- Set task -
Copy each line holding the string "anda".

- Records for the task -
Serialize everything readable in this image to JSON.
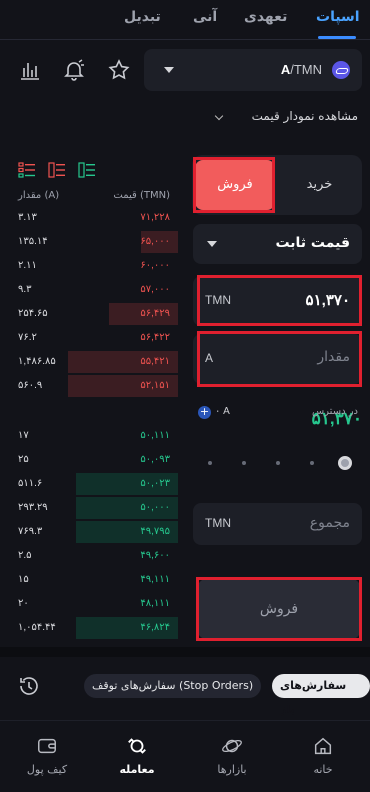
{
  "tabs": [
    {
      "label": "اسپات",
      "active": true
    },
    {
      "label": "تعهدی",
      "active": false
    },
    {
      "label": "آنی",
      "active": false
    },
    {
      "label": "تبدیل",
      "active": false
    }
  ],
  "pair": {
    "base": "A",
    "quote": "/TMN"
  },
  "chart_link": "مشاهده نمودار قیمت",
  "orderbook": {
    "header_amount": "مقدار (A)",
    "header_price": "قیمت (TMN)",
    "asks": [
      {
        "amount": "۳.۱۳",
        "price": "۷۱,۲۲۸",
        "depth": 0.0
      },
      {
        "amount": "۱۳۵.۱۴",
        "price": "۶۵,۰۰۰",
        "depth": 0.34
      },
      {
        "amount": "۲.۱۱",
        "price": "۶۰,۰۰۰",
        "depth": 0.0
      },
      {
        "amount": "۹.۳",
        "price": "۵۷,۰۰۰",
        "depth": 0.0
      },
      {
        "amount": "۲۵۴.۶۵",
        "price": "۵۶,۴۲۹",
        "depth": 0.63
      },
      {
        "amount": "۷۶.۲",
        "price": "۵۶,۴۲۲",
        "depth": 0.0
      },
      {
        "amount": "۱,۴۸۶.۸۵",
        "price": "۵۵,۴۲۱",
        "depth": 1.0
      },
      {
        "amount": "۵۶۰.۹",
        "price": "۵۲,۱۵۱",
        "depth": 1.0
      }
    ],
    "last_price": "۵۱,۳۷۰",
    "bids": [
      {
        "amount": "۱۷",
        "price": "۵۰,۱۱۱",
        "depth": 0.0
      },
      {
        "amount": "۲۵",
        "price": "۵۰,۰۹۳",
        "depth": 0.0
      },
      {
        "amount": "۵۱۱.۶",
        "price": "۵۰,۰۲۳",
        "depth": 0.93
      },
      {
        "amount": "۲۹۳.۲۹",
        "price": "۵۰,۰۰۰",
        "depth": 0.93
      },
      {
        "amount": "۷۶۹.۳",
        "price": "۴۹,۷۹۵",
        "depth": 0.93
      },
      {
        "amount": "۲.۵",
        "price": "۴۹,۶۰۰",
        "depth": 0.0
      },
      {
        "amount": "۱۵",
        "price": "۴۹,۱۱۱",
        "depth": 0.0
      },
      {
        "amount": "۲۰",
        "price": "۴۸,۱۱۱",
        "depth": 0.0
      },
      {
        "amount": "۱,۰۵۴.۴۴",
        "price": "۴۶,۸۲۴",
        "depth": 0.93
      }
    ]
  },
  "form": {
    "buy_label": "خرید",
    "sell_label": "فروش",
    "order_type": "قیمت ثابت",
    "price_unit": "TMN",
    "price_value": "۵۱,۳۷۰",
    "amount_unit": "A",
    "amount_placeholder": "مقدار",
    "available_label": "در دسترس",
    "available_value": "۰ A",
    "slider_percent": 100,
    "total_unit": "TMN",
    "total_placeholder": "مجموع",
    "submit_label": "فروش"
  },
  "orders_bar": {
    "open_orders": "سفارش‌های باز",
    "stop_orders": "سفارش‌های توقف (Stop Orders)"
  },
  "nav": [
    {
      "label": "خانه",
      "icon": "home-icon",
      "active": false
    },
    {
      "label": "بازارها",
      "icon": "planet-icon",
      "active": false
    },
    {
      "label": "معامله",
      "icon": "trade-icon",
      "active": true
    },
    {
      "label": "کیف پول",
      "icon": "wallet-icon",
      "active": false
    }
  ],
  "colors": {
    "accent": "#3b8cff",
    "sell": "#f25c5c",
    "ask": "#ef5350",
    "bid": "#26c78e",
    "background": "#121319"
  }
}
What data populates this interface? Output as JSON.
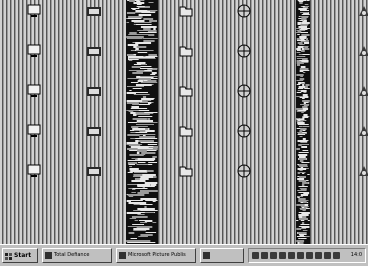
{
  "desktop": {
    "background": "#9c9c9c",
    "icons": [
      {
        "id": "computer",
        "label": "",
        "icon": "computer-icon"
      },
      {
        "id": "network",
        "label": "",
        "icon": "network-icon"
      },
      {
        "id": "inbox",
        "label": "",
        "icon": "inbox-icon"
      },
      {
        "id": "tools",
        "label": "",
        "icon": "tools-icon"
      },
      {
        "id": "recycle",
        "label": "",
        "icon": "recycle-bin-icon"
      },
      {
        "id": "accessibility",
        "label": "",
        "icon": "accessibility-icon"
      },
      {
        "id": "internet",
        "label": "",
        "icon": "globe-icon"
      },
      {
        "id": "media",
        "label": "",
        "icon": "media-icon"
      },
      {
        "id": "folder1",
        "label": "",
        "icon": "folder-icon"
      },
      {
        "id": "editor",
        "label": "",
        "icon": "document-icon"
      },
      {
        "id": "setup",
        "label": "",
        "icon": "setup-icon"
      },
      {
        "id": "camera",
        "label": "",
        "icon": "camera-icon"
      },
      {
        "id": "monitor",
        "label": "",
        "icon": "monitor-icon"
      },
      {
        "id": "app1",
        "label": "",
        "icon": "application-icon"
      },
      {
        "id": "folder2",
        "label": "",
        "icon": "folder-icon"
      },
      {
        "id": "archive",
        "label": "",
        "icon": "archive-icon"
      },
      {
        "id": "images",
        "label": "",
        "icon": "image-icon"
      },
      {
        "id": "utility",
        "label": "",
        "icon": "utility-icon"
      },
      {
        "id": "chart",
        "label": "",
        "icon": "chart-icon"
      },
      {
        "id": "search",
        "label": "",
        "icon": "search-icon"
      },
      {
        "id": "tool2",
        "label": "",
        "icon": "wrench-icon"
      },
      {
        "id": "music",
        "label": "",
        "icon": "music-icon"
      },
      {
        "id": "paint",
        "label": "",
        "icon": "paint-icon"
      },
      {
        "id": "help",
        "label": "",
        "icon": "help-icon"
      },
      {
        "id": "terminal",
        "label": "",
        "icon": "terminal-icon"
      },
      {
        "id": "game",
        "label": "",
        "icon": "game-icon"
      },
      {
        "id": "notes",
        "label": "",
        "icon": "notes-icon"
      },
      {
        "id": "settings",
        "label": "",
        "icon": "gear-icon"
      },
      {
        "id": "player",
        "label": "",
        "icon": "player-icon"
      },
      {
        "id": "link",
        "label": "",
        "icon": "link-icon"
      }
    ]
  },
  "taskbar": {
    "start_label": "Start",
    "buttons": [
      {
        "label": "Total Defiance",
        "icon": "app-icon"
      },
      {
        "label": "Microsoft Picture Publis",
        "icon": "app-icon"
      },
      {
        "label": "",
        "icon": "app-icon"
      }
    ],
    "clock": "14:0"
  }
}
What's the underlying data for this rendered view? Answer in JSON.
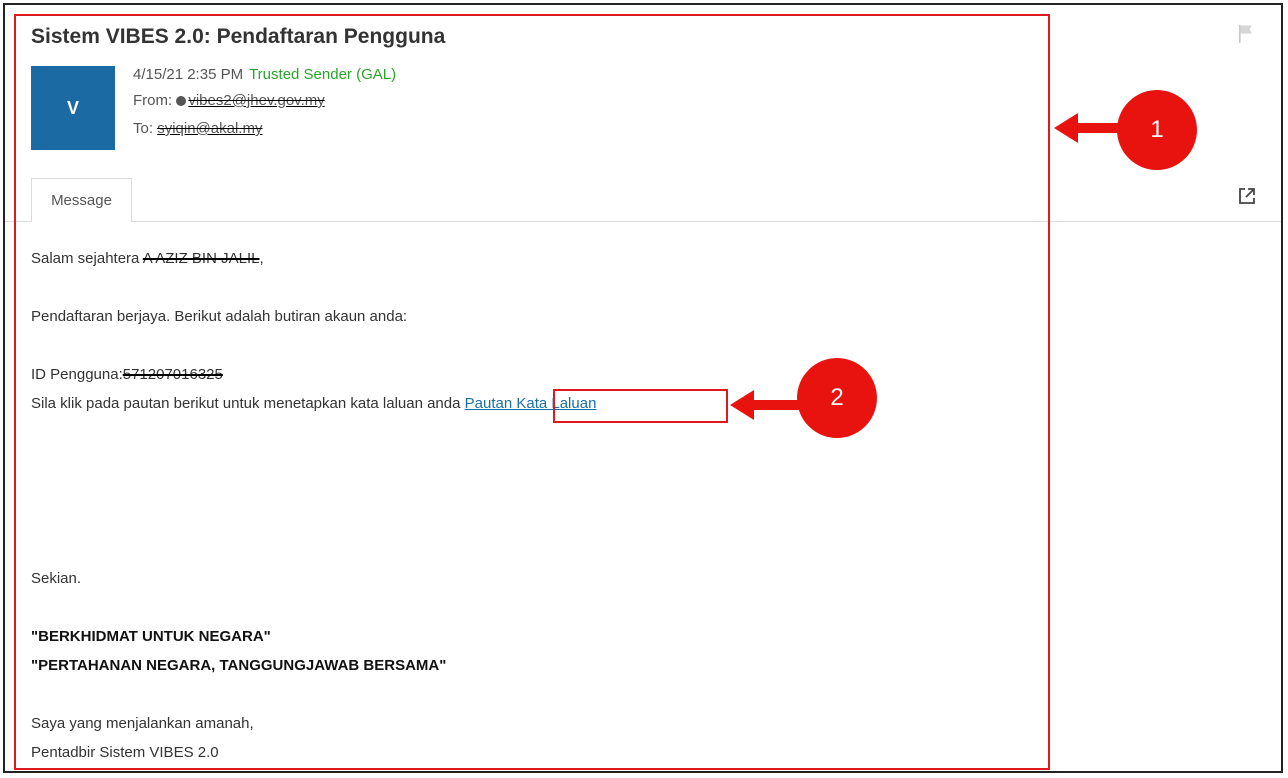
{
  "email": {
    "subject": "Sistem VIBES 2.0: Pendaftaran Pengguna",
    "avatar_letter": "V",
    "date": "4/15/21 2:35 PM",
    "trusted_label": "Trusted Sender (GAL)",
    "from_label": "From:",
    "from_value": "vibes2@jhev.gov.my",
    "to_label": "To:",
    "to_value": "syiqin@akal.my",
    "tab_label": "Message"
  },
  "body": {
    "greeting_prefix": "Salam sejahtera",
    "greeting_name": "A AZIZ BIN JALIL",
    "greeting_suffix": ",",
    "line_success": "Pendaftaran berjaya. Berikut adalah butiran akaun anda:",
    "id_label": "ID Pengguna:",
    "id_value": "571207016325",
    "instruction": "Sila klik pada pautan berikut untuk menetapkan kata laluan anda",
    "link_text": "Pautan Kata Laluan",
    "closing": "Sekian.",
    "slogan1": "\"BERKHIDMAT UNTUK NEGARA\"",
    "slogan2": "\"PERTAHANAN NEGARA, TANGGUNGJAWAB BERSAMA\"",
    "sign1": "Saya yang menjalankan amanah,",
    "sign2": "Pentadbir Sistem VIBES 2.0"
  },
  "annotations": {
    "callout1": "1",
    "callout2": "2",
    "color": "#e8120f"
  },
  "colors": {
    "avatar": "#1b6aa3",
    "trusted": "#2aa52a",
    "link": "#1b6fa6"
  },
  "icons": [
    "flag-icon",
    "popout-icon"
  ]
}
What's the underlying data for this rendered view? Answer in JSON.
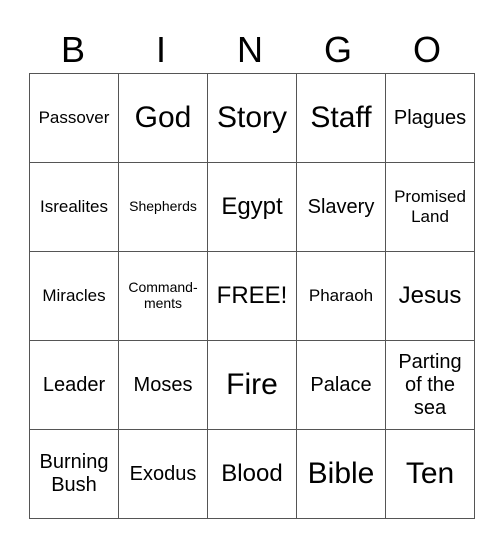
{
  "header": {
    "letters": [
      "B",
      "I",
      "N",
      "G",
      "O"
    ]
  },
  "card": {
    "rows": [
      [
        "Passover",
        "God",
        "Story",
        "Staff",
        "Plagues"
      ],
      [
        "Isrealites",
        "Shepherds",
        "Egypt",
        "Slavery",
        "Promised\nLand"
      ],
      [
        "Miracles",
        "Command-\nments",
        "FREE!",
        "Pharaoh",
        "Jesus"
      ],
      [
        "Leader",
        "Moses",
        "Fire",
        "Palace",
        "Parting\nof the\nsea"
      ],
      [
        "Burning\nBush",
        "Exodus",
        "Blood",
        "Bible",
        "Ten"
      ]
    ]
  }
}
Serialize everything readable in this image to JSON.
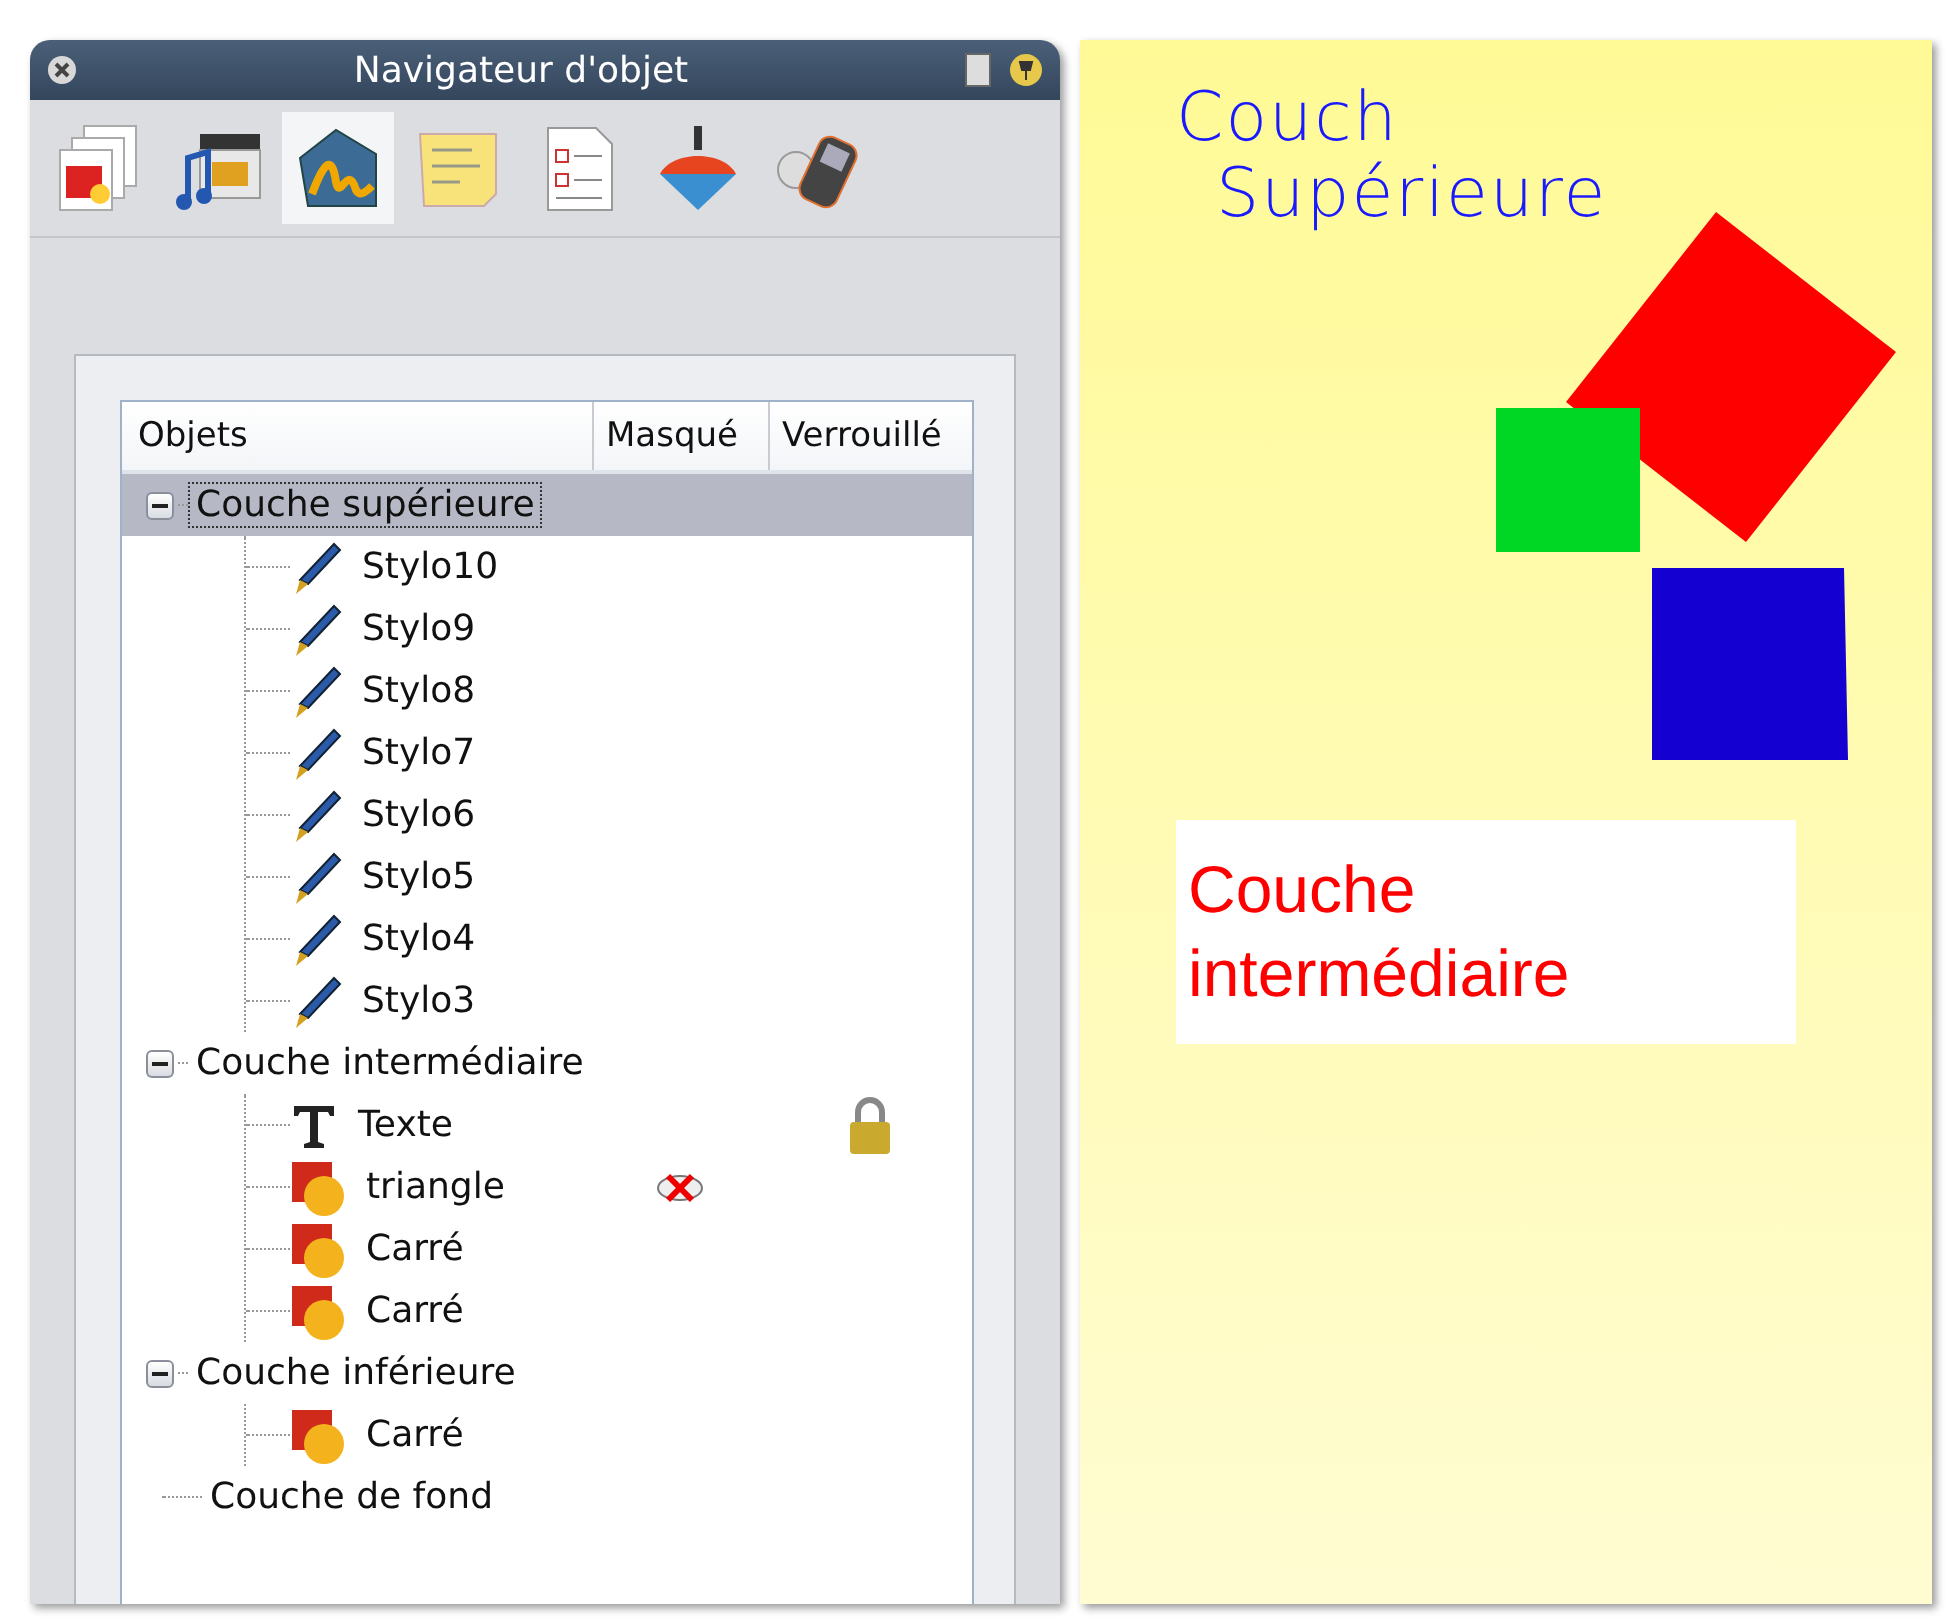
{
  "window": {
    "title": "Navigateur d'objet"
  },
  "toolbar": [
    {
      "kind": "pages",
      "selected": false
    },
    {
      "kind": "media",
      "selected": false
    },
    {
      "kind": "drawing",
      "selected": true
    },
    {
      "kind": "note",
      "selected": false
    },
    {
      "kind": "form",
      "selected": false
    },
    {
      "kind": "top",
      "selected": false
    },
    {
      "kind": "device",
      "selected": false
    }
  ],
  "tree": {
    "columns": [
      "Objets",
      "Masqué",
      "Verrouillé"
    ],
    "layers": [
      {
        "label": "Couche supérieure",
        "selected": true,
        "expanded": true,
        "children": [
          {
            "label": "Stylo10",
            "kind": "pen",
            "hidden": false,
            "locked": false
          },
          {
            "label": "Stylo9",
            "kind": "pen",
            "hidden": false,
            "locked": false
          },
          {
            "label": "Stylo8",
            "kind": "pen",
            "hidden": false,
            "locked": false
          },
          {
            "label": "Stylo7",
            "kind": "pen",
            "hidden": false,
            "locked": false
          },
          {
            "label": "Stylo6",
            "kind": "pen",
            "hidden": false,
            "locked": false
          },
          {
            "label": "Stylo5",
            "kind": "pen",
            "hidden": false,
            "locked": false
          },
          {
            "label": "Stylo4",
            "kind": "pen",
            "hidden": false,
            "locked": false
          },
          {
            "label": "Stylo3",
            "kind": "pen",
            "hidden": false,
            "locked": false
          }
        ]
      },
      {
        "label": "Couche intermédiaire",
        "selected": false,
        "expanded": true,
        "children": [
          {
            "label": "Texte",
            "kind": "text",
            "hidden": false,
            "locked": true
          },
          {
            "label": "triangle",
            "kind": "shape",
            "hidden": true,
            "locked": false
          },
          {
            "label": "Carré",
            "kind": "shape",
            "hidden": false,
            "locked": false
          },
          {
            "label": "Carré",
            "kind": "shape",
            "hidden": false,
            "locked": false
          }
        ]
      },
      {
        "label": "Couche inférieure",
        "selected": false,
        "expanded": true,
        "children": [
          {
            "label": "Carré",
            "kind": "shape",
            "hidden": false,
            "locked": false
          }
        ]
      },
      {
        "label": "Couche de fond",
        "selected": false
      }
    ]
  },
  "canvas": {
    "handwriting": [
      "Couch",
      "Supérieure"
    ],
    "text_box": "Couche intermédiaire"
  }
}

- Task output -
    "line_success": "Pendaftaran berjaya. Berikut adalah butiran akaun anda:",
    "instruction": "Sila klik pada pautan berikut untuk menetapkan kata laluan anda",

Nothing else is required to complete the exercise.